• _ENTRIES SHOWN_
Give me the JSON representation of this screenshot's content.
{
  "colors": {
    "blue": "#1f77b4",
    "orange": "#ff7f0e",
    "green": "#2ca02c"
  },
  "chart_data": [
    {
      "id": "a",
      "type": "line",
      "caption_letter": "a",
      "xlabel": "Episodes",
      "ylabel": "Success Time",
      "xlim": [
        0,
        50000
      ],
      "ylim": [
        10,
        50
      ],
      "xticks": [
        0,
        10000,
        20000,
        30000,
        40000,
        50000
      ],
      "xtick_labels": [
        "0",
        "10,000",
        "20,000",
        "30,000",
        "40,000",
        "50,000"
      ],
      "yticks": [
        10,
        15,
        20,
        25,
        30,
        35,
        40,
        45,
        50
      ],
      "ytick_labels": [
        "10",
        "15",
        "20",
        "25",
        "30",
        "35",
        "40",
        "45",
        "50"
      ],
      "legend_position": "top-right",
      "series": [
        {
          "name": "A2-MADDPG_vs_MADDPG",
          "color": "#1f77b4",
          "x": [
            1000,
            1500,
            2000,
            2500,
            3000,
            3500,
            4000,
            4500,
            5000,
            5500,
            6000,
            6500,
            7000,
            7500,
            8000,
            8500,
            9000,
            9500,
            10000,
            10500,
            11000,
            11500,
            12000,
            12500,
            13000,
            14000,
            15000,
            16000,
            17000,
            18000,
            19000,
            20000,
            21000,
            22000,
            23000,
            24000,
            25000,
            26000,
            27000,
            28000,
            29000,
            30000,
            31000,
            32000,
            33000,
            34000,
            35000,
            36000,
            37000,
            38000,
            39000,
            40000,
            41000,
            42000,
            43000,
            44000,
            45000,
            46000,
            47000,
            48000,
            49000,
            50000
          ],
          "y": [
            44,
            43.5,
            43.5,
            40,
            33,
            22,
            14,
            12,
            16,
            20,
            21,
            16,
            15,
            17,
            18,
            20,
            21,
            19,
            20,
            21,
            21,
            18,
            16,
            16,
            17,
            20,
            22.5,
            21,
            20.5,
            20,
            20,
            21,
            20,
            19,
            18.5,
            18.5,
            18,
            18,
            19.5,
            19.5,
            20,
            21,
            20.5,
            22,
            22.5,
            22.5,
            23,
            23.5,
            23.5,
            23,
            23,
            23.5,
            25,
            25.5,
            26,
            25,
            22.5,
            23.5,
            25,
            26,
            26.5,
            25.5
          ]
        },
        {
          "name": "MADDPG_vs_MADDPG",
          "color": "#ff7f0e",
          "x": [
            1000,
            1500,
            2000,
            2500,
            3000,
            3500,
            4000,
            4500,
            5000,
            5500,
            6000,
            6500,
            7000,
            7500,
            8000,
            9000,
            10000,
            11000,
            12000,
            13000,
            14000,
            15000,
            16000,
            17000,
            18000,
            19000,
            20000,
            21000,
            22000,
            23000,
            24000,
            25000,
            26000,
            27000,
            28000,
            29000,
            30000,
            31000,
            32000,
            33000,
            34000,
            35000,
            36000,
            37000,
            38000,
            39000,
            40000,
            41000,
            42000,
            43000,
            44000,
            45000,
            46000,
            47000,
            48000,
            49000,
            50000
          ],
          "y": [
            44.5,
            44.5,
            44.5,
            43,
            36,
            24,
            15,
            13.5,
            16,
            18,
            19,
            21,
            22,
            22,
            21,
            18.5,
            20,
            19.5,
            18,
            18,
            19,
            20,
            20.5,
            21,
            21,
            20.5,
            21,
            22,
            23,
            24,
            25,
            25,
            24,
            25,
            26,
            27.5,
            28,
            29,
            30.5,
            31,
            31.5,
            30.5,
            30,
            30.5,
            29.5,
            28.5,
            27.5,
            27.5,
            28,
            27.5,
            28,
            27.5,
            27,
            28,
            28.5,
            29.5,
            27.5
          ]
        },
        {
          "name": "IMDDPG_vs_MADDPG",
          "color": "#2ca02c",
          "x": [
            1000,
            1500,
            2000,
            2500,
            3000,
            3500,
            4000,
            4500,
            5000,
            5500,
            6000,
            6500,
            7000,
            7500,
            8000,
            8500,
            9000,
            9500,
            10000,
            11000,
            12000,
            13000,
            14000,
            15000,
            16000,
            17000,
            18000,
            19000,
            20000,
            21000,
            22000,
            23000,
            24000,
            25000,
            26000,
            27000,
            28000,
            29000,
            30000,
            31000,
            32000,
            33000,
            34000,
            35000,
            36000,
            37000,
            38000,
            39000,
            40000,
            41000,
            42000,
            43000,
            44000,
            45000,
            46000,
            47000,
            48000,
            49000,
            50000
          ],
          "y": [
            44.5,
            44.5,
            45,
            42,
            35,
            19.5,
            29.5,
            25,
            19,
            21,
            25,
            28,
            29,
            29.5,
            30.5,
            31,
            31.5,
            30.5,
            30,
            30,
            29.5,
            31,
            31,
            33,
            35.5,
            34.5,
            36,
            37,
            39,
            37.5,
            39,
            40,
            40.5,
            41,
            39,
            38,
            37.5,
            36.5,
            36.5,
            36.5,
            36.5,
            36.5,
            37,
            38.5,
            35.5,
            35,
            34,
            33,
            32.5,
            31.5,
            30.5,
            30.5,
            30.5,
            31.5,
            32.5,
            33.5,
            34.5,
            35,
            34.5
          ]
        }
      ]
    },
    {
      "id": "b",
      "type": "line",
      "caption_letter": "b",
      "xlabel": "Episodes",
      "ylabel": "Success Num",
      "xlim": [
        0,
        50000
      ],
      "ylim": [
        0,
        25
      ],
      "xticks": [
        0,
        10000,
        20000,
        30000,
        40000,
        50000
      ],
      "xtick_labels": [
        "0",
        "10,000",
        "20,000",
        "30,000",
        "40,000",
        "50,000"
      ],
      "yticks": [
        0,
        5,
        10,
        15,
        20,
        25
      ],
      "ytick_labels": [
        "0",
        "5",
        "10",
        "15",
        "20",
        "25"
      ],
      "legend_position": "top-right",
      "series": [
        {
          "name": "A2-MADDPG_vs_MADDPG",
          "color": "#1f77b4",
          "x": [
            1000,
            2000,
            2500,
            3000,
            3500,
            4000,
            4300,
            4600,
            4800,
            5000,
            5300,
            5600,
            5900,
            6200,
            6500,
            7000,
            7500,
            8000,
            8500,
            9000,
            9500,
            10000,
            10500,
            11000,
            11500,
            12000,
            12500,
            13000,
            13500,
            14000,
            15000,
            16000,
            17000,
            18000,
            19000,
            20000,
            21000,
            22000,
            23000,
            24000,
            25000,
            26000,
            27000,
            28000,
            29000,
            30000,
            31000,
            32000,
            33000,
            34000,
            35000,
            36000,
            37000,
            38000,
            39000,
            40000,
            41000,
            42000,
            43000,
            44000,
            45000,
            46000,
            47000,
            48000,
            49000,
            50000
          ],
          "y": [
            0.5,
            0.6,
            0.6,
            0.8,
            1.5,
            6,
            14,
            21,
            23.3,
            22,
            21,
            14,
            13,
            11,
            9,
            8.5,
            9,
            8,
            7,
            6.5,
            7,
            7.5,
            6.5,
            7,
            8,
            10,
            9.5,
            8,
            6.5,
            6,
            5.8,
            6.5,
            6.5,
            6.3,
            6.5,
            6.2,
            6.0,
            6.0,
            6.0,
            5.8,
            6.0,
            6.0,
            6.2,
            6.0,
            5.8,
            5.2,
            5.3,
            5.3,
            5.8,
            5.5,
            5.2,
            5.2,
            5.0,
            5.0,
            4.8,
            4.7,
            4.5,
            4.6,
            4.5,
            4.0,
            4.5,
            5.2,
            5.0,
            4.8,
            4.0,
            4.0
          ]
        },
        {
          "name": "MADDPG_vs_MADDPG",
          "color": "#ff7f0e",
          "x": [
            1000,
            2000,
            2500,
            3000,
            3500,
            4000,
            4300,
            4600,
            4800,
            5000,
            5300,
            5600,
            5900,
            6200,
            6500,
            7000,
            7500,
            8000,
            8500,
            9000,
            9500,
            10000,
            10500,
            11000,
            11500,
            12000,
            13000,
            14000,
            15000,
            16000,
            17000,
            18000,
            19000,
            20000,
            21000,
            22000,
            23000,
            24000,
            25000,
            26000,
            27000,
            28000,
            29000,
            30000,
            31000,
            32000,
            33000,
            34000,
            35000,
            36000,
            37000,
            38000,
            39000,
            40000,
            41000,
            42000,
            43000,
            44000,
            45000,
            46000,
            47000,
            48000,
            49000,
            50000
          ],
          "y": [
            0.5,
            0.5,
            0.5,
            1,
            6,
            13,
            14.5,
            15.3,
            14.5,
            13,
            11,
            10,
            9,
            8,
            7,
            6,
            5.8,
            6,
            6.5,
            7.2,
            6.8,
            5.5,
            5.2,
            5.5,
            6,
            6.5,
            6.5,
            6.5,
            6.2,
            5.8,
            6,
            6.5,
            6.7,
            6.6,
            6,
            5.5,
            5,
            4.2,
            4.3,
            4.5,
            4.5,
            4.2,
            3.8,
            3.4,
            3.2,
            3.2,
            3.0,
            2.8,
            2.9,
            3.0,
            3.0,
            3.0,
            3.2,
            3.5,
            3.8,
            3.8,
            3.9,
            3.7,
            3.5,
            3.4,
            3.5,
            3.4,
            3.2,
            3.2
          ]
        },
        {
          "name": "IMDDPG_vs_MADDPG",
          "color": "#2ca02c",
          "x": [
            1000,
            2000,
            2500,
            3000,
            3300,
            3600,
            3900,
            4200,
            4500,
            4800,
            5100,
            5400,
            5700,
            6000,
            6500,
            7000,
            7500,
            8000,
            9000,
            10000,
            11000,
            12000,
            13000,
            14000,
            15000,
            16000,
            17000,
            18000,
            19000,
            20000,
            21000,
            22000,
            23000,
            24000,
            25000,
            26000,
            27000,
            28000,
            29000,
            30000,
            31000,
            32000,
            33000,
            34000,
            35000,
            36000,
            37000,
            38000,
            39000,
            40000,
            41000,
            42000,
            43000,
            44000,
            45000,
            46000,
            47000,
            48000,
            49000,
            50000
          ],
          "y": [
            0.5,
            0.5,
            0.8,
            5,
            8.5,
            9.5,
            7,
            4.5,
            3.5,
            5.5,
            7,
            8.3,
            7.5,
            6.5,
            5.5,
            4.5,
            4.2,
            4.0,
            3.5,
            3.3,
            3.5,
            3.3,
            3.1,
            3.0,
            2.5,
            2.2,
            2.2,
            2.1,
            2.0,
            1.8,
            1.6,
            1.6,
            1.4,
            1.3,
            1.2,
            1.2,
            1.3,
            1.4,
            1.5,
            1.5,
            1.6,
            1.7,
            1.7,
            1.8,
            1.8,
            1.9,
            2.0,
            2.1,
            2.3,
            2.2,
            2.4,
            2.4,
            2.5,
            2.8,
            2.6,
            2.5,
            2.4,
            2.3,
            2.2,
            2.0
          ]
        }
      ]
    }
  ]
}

• _WHAT THE EXERCISE ASKS_
Give the count of lines that hold the word "Success", with nothing added.

• _THE RESPONSE_
2